**問題の説明**
以下の行を、空行を除いて番号付きリストの形で示してください。

**提供情報**
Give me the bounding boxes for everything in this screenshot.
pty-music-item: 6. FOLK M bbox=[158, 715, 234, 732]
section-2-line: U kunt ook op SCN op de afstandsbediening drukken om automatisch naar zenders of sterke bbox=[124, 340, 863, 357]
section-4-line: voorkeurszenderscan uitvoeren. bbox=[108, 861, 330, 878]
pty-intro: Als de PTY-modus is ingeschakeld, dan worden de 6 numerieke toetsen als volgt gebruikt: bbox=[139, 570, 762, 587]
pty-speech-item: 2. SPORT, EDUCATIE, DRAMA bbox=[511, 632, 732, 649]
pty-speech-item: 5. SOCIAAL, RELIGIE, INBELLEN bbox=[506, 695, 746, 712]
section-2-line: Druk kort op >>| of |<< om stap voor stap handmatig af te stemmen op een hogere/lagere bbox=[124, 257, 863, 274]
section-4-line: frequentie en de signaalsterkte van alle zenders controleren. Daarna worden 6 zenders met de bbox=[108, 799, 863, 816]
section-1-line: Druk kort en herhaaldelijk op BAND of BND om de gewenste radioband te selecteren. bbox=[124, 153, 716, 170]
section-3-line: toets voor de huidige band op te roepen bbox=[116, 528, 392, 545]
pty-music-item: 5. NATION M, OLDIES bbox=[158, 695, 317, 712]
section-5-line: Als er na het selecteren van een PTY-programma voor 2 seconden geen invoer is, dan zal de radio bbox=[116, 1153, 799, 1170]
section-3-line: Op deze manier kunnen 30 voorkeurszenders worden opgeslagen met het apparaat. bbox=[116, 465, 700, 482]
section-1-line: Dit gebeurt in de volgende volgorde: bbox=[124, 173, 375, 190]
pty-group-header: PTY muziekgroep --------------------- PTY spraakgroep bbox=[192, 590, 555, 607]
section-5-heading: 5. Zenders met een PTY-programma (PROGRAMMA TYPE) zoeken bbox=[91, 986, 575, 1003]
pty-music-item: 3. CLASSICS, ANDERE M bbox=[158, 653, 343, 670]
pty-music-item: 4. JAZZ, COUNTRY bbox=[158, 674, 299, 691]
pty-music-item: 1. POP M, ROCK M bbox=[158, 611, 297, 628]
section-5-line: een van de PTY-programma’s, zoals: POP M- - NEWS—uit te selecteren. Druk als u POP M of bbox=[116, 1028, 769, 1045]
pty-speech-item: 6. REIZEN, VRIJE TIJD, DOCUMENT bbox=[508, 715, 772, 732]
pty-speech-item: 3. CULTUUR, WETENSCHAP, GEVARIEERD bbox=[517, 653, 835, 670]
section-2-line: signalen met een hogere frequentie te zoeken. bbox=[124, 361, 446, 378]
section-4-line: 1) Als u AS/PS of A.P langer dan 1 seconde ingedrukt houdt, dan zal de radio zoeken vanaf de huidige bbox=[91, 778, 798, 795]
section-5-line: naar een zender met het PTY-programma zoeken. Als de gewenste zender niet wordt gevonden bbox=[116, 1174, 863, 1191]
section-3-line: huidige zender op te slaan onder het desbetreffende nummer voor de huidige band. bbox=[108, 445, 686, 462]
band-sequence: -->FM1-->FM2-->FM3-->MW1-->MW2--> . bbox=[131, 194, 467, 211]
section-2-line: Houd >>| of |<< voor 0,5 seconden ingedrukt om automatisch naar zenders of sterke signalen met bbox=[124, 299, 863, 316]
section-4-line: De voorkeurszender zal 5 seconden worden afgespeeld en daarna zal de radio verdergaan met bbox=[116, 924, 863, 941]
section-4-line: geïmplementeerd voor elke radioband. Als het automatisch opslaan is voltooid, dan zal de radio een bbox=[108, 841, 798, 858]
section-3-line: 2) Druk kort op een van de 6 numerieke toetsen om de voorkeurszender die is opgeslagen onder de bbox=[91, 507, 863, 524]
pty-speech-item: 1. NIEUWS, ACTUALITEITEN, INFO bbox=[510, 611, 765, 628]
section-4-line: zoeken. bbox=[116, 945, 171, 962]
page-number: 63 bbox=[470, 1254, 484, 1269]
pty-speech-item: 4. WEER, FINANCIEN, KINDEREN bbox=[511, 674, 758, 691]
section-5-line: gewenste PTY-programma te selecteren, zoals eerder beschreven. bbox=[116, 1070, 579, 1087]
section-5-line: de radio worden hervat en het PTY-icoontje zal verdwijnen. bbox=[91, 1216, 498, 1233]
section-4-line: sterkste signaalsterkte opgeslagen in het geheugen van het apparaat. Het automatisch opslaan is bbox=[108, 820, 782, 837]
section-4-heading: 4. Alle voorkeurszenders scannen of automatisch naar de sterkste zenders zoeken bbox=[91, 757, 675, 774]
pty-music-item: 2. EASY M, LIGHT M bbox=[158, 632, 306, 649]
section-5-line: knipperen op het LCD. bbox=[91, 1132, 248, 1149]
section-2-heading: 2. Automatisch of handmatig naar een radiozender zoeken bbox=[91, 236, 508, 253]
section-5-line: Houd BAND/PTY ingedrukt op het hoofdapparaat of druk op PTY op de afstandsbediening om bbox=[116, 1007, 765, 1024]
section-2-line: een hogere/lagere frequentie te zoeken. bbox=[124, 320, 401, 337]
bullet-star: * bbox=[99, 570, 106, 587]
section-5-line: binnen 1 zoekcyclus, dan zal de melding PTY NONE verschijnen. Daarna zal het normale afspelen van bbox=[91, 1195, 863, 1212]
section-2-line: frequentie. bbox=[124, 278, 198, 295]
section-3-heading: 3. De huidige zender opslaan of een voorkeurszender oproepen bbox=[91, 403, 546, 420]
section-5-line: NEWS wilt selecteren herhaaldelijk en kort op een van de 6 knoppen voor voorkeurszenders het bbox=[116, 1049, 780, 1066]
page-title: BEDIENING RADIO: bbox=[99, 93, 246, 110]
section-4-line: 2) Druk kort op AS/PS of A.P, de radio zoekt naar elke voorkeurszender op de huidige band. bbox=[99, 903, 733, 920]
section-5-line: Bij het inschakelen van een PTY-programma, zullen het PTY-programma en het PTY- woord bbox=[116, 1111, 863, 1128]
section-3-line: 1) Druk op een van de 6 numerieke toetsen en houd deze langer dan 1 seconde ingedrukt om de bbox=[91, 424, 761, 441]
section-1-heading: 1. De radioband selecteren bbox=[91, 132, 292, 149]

**解答**
1. Give me the bounding boxes for everything in this screenshot.
2. pty-music-item: 6. FOLK M bbox=[158, 715, 234, 732]
3. section-2-line: U kunt ook op SCN op de afstandsbediening drukken om automatisch naar zenders of sterke bbox=[124, 340, 863, 357]
4. section-4-line: voorkeurszenderscan uitvoeren. bbox=[108, 861, 330, 878]
5. pty-intro: Als de PTY-modus is ingeschakeld, dan worden de 6 numerieke toetsen als volgt gebruikt: bbox=[139, 570, 762, 587]
6. pty-speech-item: 2. SPORT, EDUCATIE, DRAMA bbox=[511, 632, 732, 649]
7. pty-speech-item: 5. SOCIAAL, RELIGIE, INBELLEN bbox=[506, 695, 746, 712]
8. section-2-line: Druk kort op >>| of |<< om stap voor stap handmatig af te stemmen op een hogere/lagere bbox=[124, 257, 863, 274]
9. section-4-line: frequentie en de signaalsterkte van alle zenders controleren. Daarna worden 6 zenders met de bbox=[108, 799, 863, 816]
10. section-1-line: Druk kort en herhaaldelijk op BAND of BND om de gewenste radioband te selecteren. bbox=[124, 153, 716, 170]
11. section-3-line: toets voor de huidige band op te roepen bbox=[116, 528, 392, 545]
12. pty-music-item: 5. NATION M, OLDIES bbox=[158, 695, 317, 712]
13. section-5-line: Als er na het selecteren van een PTY-programma voor 2 seconden geen invoer is, dan zal de radio bbox=[116, 1153, 799, 1170]
14. section-3-line: Op deze manier kunnen 30 voorkeurszenders worden opgeslagen met het apparaat. bbox=[116, 465, 700, 482]
15. section-1-line: Dit gebeurt in de volgende volgorde: bbox=[124, 173, 375, 190]
16. pty-group-header: PTY muziekgroep --------------------- PTY spraakgroep bbox=[192, 590, 555, 607]
17. section-5-heading: 5. Zenders met een PTY-programma (PROGRAMMA TYPE) zoeken bbox=[91, 986, 575, 1003]
18. pty-music-item: 3. CLASSICS, ANDERE M bbox=[158, 653, 343, 670]
19. pty-music-item: 4. JAZZ, COUNTRY bbox=[158, 674, 299, 691]
20. pty-music-item: 1. POP M, ROCK M bbox=[158, 611, 297, 628]
21. section-5-line: een van de PTY-programma’s, zoals: POP M- - NEWS—uit te selecteren. Druk als u POP M of bbox=[116, 1028, 769, 1045]
22. pty-speech-item: 6. REIZEN, VRIJE TIJD, DOCUMENT bbox=[508, 715, 772, 732]
23. pty-speech-item: 3. CULTUUR, WETENSCHAP, GEVARIEERD bbox=[517, 653, 835, 670]
24. section-2-line: signalen met een hogere frequentie te zoeken. bbox=[124, 361, 446, 378]
25. section-4-line: 1) Als u AS/PS of A.P langer dan 1 seconde ingedrukt houdt, dan zal de radio zoeken vanaf de huidige bbox=[91, 778, 798, 795]
26. section-5-line: naar een zender met het PTY-programma zoeken. Als de gewenste zender niet wordt gevonden bbox=[116, 1174, 863, 1191]
27. section-3-line: huidige zender op te slaan onder het desbetreffende nummer voor de huidige band. bbox=[108, 445, 686, 462]
28. band-sequence: -->FM1-->FM2-->FM3-->MW1-->MW2--> . bbox=[131, 194, 467, 211]
29. section-2-line: Houd >>| of |<< voor 0,5 seconden ingedrukt om automatisch naar zenders of sterke signalen met bbox=[124, 299, 863, 316]
30. section-4-line: De voorkeurszender zal 5 seconden worden afgespeeld en daarna zal de radio verdergaan met bbox=[116, 924, 863, 941]
31. section-4-line: geïmplementeerd voor elke radioband. Als het automatisch opslaan is voltooid, dan zal de radio een bbox=[108, 841, 798, 858]
32. section-3-line: 2) Druk kort op een van de 6 numerieke toetsen om de voorkeurszender die is opgeslagen onder de bbox=[91, 507, 863, 524]
33. pty-speech-item: 1. NIEUWS, ACTUALITEITEN, INFO bbox=[510, 611, 765, 628]
34. section-4-line: zoeken. bbox=[116, 945, 171, 962]
35. page-number: 63 bbox=[470, 1254, 484, 1269]
36. pty-speech-item: 4. WEER, FINANCIEN, KINDEREN bbox=[511, 674, 758, 691]
37. section-5-line: gewenste PTY-programma te selecteren, zoals eerder beschreven. bbox=[116, 1070, 579, 1087]
38. section-5-line: de radio worden hervat en het PTY-icoontje zal verdwijnen. bbox=[91, 1216, 498, 1233]
39. section-4-line: sterkste signaalsterkte opgeslagen in het geheugen van het apparaat. Het automatisch opslaan is bbox=[108, 820, 782, 837]
40. section-4-heading: 4. Alle voorkeurszenders scannen of automatisch naar de sterkste zenders zoeken bbox=[91, 757, 675, 774]
41. pty-music-item: 2. EASY M, LIGHT M bbox=[158, 632, 306, 649]
42. section-5-line: knipperen op het LCD. bbox=[91, 1132, 248, 1149]
43. section-2-heading: 2. Automatisch of handmatig naar een radiozender zoeken bbox=[91, 236, 508, 253]
44. section-5-line: Houd BAND/PTY ingedrukt op het hoofdapparaat of druk op PTY op de afstandsbediening om bbox=[116, 1007, 765, 1024]
45. section-2-line: een hogere/lagere frequentie te zoeken. bbox=[124, 320, 401, 337]
46. bullet-star: * bbox=[99, 570, 106, 587]
47. section-5-line: binnen 1 zoekcyclus, dan zal de melding PTY NONE verschijnen. Daarna zal het normale afspelen van bbox=[91, 1195, 863, 1212]
48. section-2-line: frequentie. bbox=[124, 278, 198, 295]
49. section-3-heading: 3. De huidige zender opslaan of een voorkeurszender oproepen bbox=[91, 403, 546, 420]
50. section-5-line: NEWS wilt selecteren herhaaldelijk en kort op een van de 6 knoppen voor voorkeurszenders het bbox=[116, 1049, 780, 1066]
51. page-title: BEDIENING RADIO: bbox=[99, 93, 246, 110]
52. section-4-line: 2) Druk kort op AS/PS of A.P, de radio zoekt naar elke voorkeurszender op de huidige band. bbox=[99, 903, 733, 920]
53. section-5-line: Bij het inschakelen van een PTY-programma, zullen het PTY-programma en het PTY- woord bbox=[116, 1111, 863, 1128]
54. section-3-line: 1) Druk op een van de 6 numerieke toetsen en houd deze langer dan 1 seconde ingedrukt om de bbox=[91, 424, 761, 441]
55. section-1-heading: 1. De radioband selecteren bbox=[91, 132, 292, 149]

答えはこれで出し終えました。